Copy each line of the items below word for word, omitting the pictures.

- DATA SHOWN -
%%

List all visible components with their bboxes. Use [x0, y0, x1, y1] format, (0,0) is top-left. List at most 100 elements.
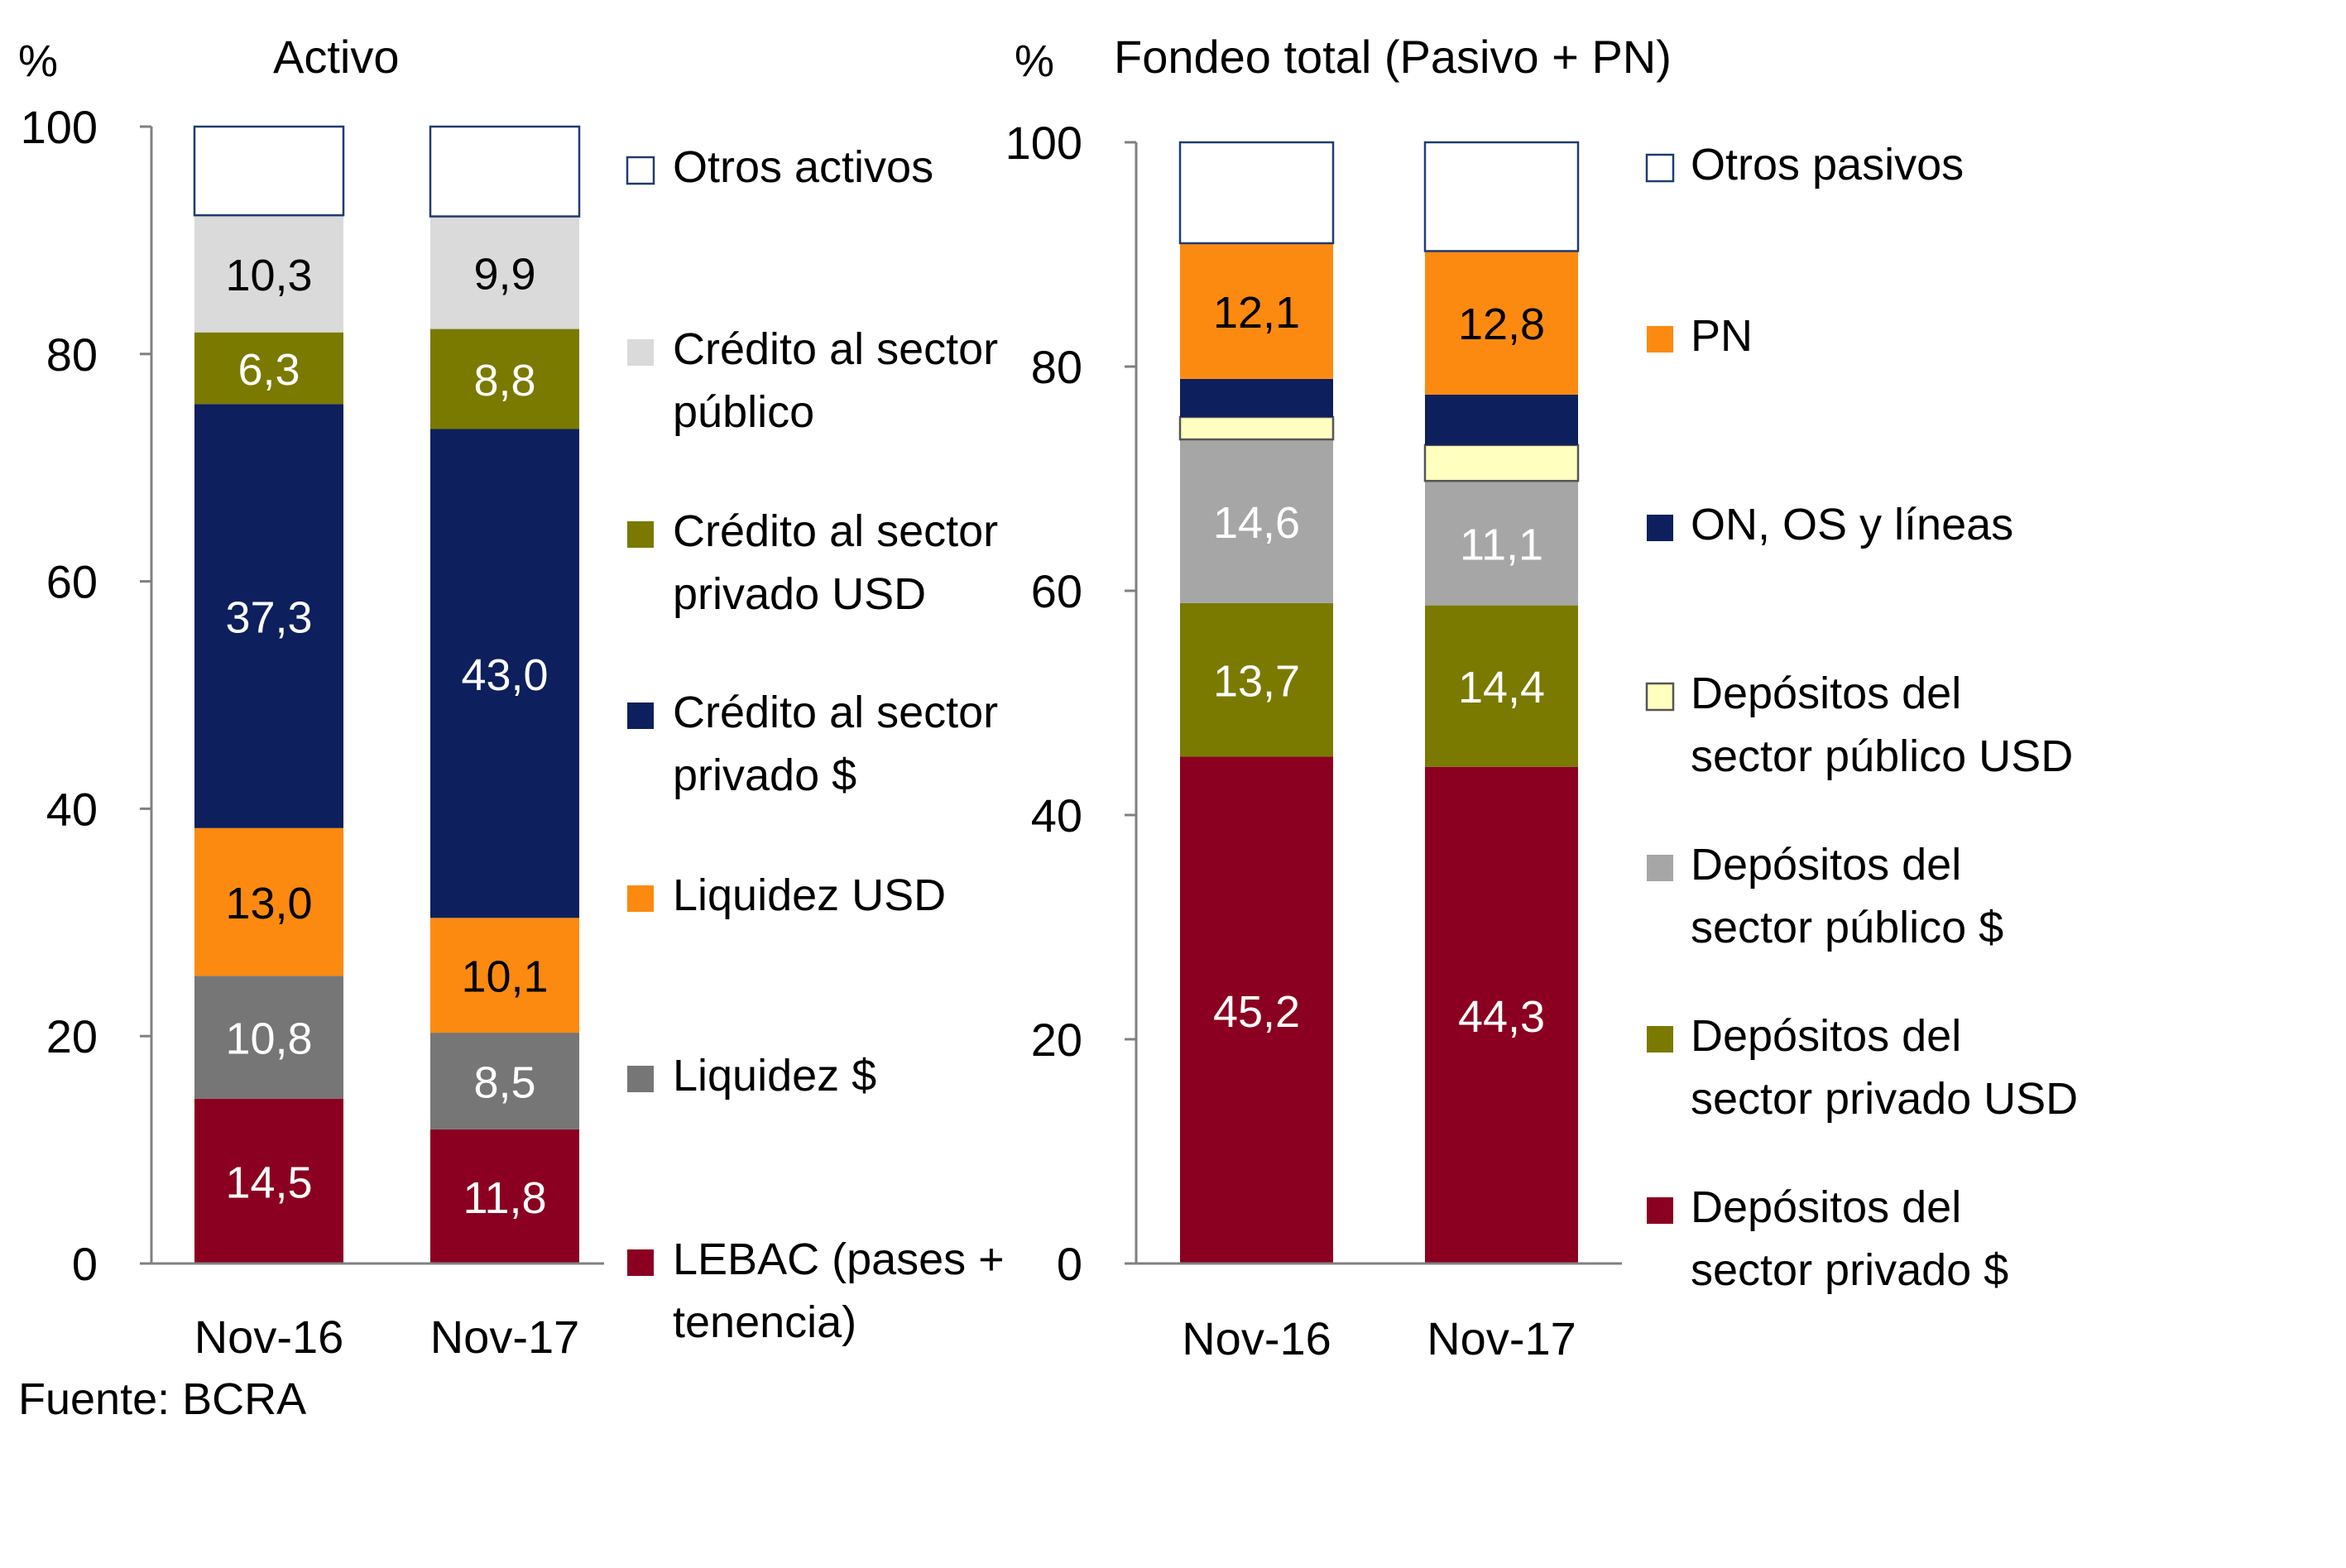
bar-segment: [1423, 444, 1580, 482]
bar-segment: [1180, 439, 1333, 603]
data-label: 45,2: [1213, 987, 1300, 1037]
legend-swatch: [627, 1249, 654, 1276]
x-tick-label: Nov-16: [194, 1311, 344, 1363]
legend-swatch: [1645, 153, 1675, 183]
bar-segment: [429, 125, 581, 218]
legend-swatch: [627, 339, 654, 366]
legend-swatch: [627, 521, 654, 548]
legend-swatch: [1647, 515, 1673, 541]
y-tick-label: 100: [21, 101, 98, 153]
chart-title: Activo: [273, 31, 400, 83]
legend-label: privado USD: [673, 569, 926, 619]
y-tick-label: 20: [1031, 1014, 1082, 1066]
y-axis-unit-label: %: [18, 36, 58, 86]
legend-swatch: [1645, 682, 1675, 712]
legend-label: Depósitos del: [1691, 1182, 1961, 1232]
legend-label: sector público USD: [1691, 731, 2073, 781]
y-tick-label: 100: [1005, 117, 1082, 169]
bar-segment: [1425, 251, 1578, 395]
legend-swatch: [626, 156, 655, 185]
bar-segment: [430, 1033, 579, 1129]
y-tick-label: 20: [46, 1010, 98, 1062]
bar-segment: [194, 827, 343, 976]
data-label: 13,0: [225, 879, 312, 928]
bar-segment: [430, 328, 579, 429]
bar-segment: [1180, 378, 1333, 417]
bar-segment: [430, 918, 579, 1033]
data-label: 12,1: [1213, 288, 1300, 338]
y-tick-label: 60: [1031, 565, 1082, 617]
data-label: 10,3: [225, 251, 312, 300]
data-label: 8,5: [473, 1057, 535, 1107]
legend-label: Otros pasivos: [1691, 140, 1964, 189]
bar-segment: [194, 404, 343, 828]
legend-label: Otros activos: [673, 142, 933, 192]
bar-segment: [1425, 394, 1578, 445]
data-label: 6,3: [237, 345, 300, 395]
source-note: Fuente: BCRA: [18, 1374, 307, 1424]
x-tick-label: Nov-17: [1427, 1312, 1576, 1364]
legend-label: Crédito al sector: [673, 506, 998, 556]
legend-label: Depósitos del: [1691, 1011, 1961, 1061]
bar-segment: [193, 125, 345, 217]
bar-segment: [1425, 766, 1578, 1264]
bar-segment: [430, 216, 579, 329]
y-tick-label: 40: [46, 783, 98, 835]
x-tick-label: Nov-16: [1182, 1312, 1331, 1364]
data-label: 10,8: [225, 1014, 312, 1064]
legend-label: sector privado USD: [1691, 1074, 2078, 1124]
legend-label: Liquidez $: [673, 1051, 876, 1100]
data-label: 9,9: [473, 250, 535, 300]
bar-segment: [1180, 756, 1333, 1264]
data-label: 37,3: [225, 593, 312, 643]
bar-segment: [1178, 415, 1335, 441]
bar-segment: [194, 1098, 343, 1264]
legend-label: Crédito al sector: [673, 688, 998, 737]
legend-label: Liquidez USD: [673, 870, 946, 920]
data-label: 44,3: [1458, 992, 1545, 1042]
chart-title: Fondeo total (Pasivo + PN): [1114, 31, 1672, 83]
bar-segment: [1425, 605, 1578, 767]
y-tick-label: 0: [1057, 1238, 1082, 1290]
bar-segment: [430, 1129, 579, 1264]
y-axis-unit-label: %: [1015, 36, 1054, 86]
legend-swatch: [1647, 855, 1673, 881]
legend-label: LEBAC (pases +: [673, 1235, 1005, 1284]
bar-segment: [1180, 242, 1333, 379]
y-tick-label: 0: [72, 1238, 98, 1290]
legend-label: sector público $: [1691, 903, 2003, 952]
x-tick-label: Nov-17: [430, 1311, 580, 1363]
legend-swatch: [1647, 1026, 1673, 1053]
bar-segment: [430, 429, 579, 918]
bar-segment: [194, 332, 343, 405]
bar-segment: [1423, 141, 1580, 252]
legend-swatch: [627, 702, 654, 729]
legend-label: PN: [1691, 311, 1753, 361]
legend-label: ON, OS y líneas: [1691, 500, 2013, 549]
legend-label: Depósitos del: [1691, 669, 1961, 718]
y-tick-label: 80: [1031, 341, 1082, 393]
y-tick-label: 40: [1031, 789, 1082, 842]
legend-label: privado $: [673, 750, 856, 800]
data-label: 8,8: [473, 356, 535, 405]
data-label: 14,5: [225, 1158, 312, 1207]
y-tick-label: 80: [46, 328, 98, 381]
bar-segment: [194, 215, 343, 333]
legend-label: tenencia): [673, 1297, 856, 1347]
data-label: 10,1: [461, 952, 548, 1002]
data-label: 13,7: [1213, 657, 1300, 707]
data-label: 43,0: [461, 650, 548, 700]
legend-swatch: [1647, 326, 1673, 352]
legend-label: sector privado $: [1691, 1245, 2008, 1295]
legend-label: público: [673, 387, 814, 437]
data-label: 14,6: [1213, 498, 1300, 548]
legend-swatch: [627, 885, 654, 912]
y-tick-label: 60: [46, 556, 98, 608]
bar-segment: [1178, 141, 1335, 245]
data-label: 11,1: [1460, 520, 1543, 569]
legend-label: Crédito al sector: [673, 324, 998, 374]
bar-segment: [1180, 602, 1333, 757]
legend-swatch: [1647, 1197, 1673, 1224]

%%

- EXERCISE ANSWER -
List all visible components with their bboxes. Use [x0, y0, x1, y1] format, (0,0) is top-left. List at most 100 elements.
bar-segment: [1423, 444, 1580, 482]
bar-segment: [1180, 439, 1333, 603]
data-label: 45,2: [1213, 987, 1300, 1037]
legend-swatch: [627, 1249, 654, 1276]
x-tick-label: Nov-16: [194, 1311, 344, 1363]
legend-swatch: [1645, 153, 1675, 183]
bar-segment: [429, 125, 581, 218]
legend-swatch: [627, 339, 654, 366]
legend-swatch: [627, 521, 654, 548]
legend-swatch: [1647, 515, 1673, 541]
y-tick-label: 100: [21, 101, 98, 153]
chart-title: Activo: [273, 31, 400, 83]
legend-label: privado USD: [673, 569, 926, 619]
y-tick-label: 20: [1031, 1014, 1082, 1066]
y-axis-unit-label: %: [18, 36, 58, 86]
legend-swatch: [1645, 682, 1675, 712]
legend-label: Depósitos del: [1691, 1182, 1961, 1232]
legend-label: sector público USD: [1691, 731, 2073, 781]
y-tick-label: 100: [1005, 117, 1082, 169]
bar-segment: [1425, 251, 1578, 395]
legend-swatch: [626, 156, 655, 185]
bar-segment: [430, 1033, 579, 1129]
y-tick-label: 20: [46, 1010, 98, 1062]
bar-segment: [194, 827, 343, 976]
data-label: 13,0: [225, 879, 312, 928]
bar-segment: [430, 328, 579, 429]
bar-segment: [1180, 378, 1333, 417]
bar-segment: [430, 918, 579, 1033]
data-label: 12,1: [1213, 288, 1300, 338]
y-tick-label: 60: [1031, 565, 1082, 617]
data-label: 10,3: [225, 251, 312, 300]
data-label: 8,5: [473, 1057, 535, 1107]
legend-label: Otros pasivos: [1691, 140, 1964, 189]
bar-segment: [194, 404, 343, 828]
legend-label: Otros activos: [673, 142, 933, 192]
bar-segment: [1425, 394, 1578, 445]
data-label: 6,3: [237, 345, 300, 395]
source-note: Fuente: BCRA: [18, 1374, 307, 1424]
x-tick-label: Nov-17: [1427, 1312, 1576, 1364]
legend-label: Crédito al sector: [673, 506, 998, 556]
legend-label: Depósitos del: [1691, 1011, 1961, 1061]
bar-segment: [193, 125, 345, 217]
bar-segment: [1425, 766, 1578, 1264]
bar-segment: [430, 216, 579, 329]
y-tick-label: 40: [46, 783, 98, 835]
x-tick-label: Nov-16: [1182, 1312, 1331, 1364]
data-label: 10,8: [225, 1014, 312, 1064]
legend-label: sector privado USD: [1691, 1074, 2078, 1124]
legend-label: Liquidez $: [673, 1051, 876, 1100]
data-label: 9,9: [473, 250, 535, 300]
bar-segment: [1180, 756, 1333, 1264]
data-label: 37,3: [225, 593, 312, 643]
bar-segment: [1178, 415, 1335, 441]
bar-segment: [194, 1098, 343, 1264]
legend-label: Crédito al sector: [673, 688, 998, 737]
legend-label: Liquidez USD: [673, 870, 946, 920]
data-label: 44,3: [1458, 992, 1545, 1042]
chart-title: Fondeo total (Pasivo + PN): [1114, 31, 1672, 83]
bar-segment: [1425, 605, 1578, 767]
y-tick-label: 0: [1057, 1238, 1082, 1290]
bar-segment: [430, 1129, 579, 1264]
y-axis-unit-label: %: [1015, 36, 1054, 86]
legend-swatch: [1647, 855, 1673, 881]
legend-label: LEBAC (pases +: [673, 1235, 1005, 1284]
bar-segment: [1180, 242, 1333, 379]
y-tick-label: 0: [72, 1238, 98, 1290]
legend-label: sector público $: [1691, 903, 2003, 952]
x-tick-label: Nov-17: [430, 1311, 580, 1363]
legend-swatch: [1647, 1026, 1673, 1053]
bar-segment: [430, 429, 579, 918]
bar-segment: [194, 332, 343, 405]
bar-segment: [1423, 141, 1580, 252]
legend-swatch: [627, 702, 654, 729]
legend-label: PN: [1691, 311, 1753, 361]
legend-label: ON, OS y líneas: [1691, 500, 2013, 549]
legend-label: Depósitos del: [1691, 669, 1961, 718]
y-tick-label: 80: [1031, 341, 1082, 393]
y-tick-label: 40: [1031, 789, 1082, 842]
legend-label: privado $: [673, 750, 856, 800]
data-label: 8,8: [473, 356, 535, 405]
data-label: 14,5: [225, 1158, 312, 1207]
y-tick-label: 80: [46, 328, 98, 381]
bar-segment: [194, 215, 343, 333]
legend-label: tenencia): [673, 1297, 856, 1347]
data-label: 10,1: [461, 952, 548, 1002]
data-label: 13,7: [1213, 657, 1300, 707]
data-label: 43,0: [461, 650, 548, 700]
legend-swatch: [1647, 326, 1673, 352]
legend-label: sector privado $: [1691, 1245, 2008, 1295]
legend-label: público: [673, 387, 814, 437]
data-label: 14,6: [1213, 498, 1300, 548]
legend-swatch: [627, 885, 654, 912]
y-tick-label: 60: [46, 556, 98, 608]
bar-segment: [1178, 141, 1335, 245]
data-label: 11,1: [1460, 520, 1543, 569]
legend-label: Crédito al sector: [673, 324, 998, 374]
bar-segment: [1180, 602, 1333, 757]
legend-swatch: [1647, 1197, 1673, 1224]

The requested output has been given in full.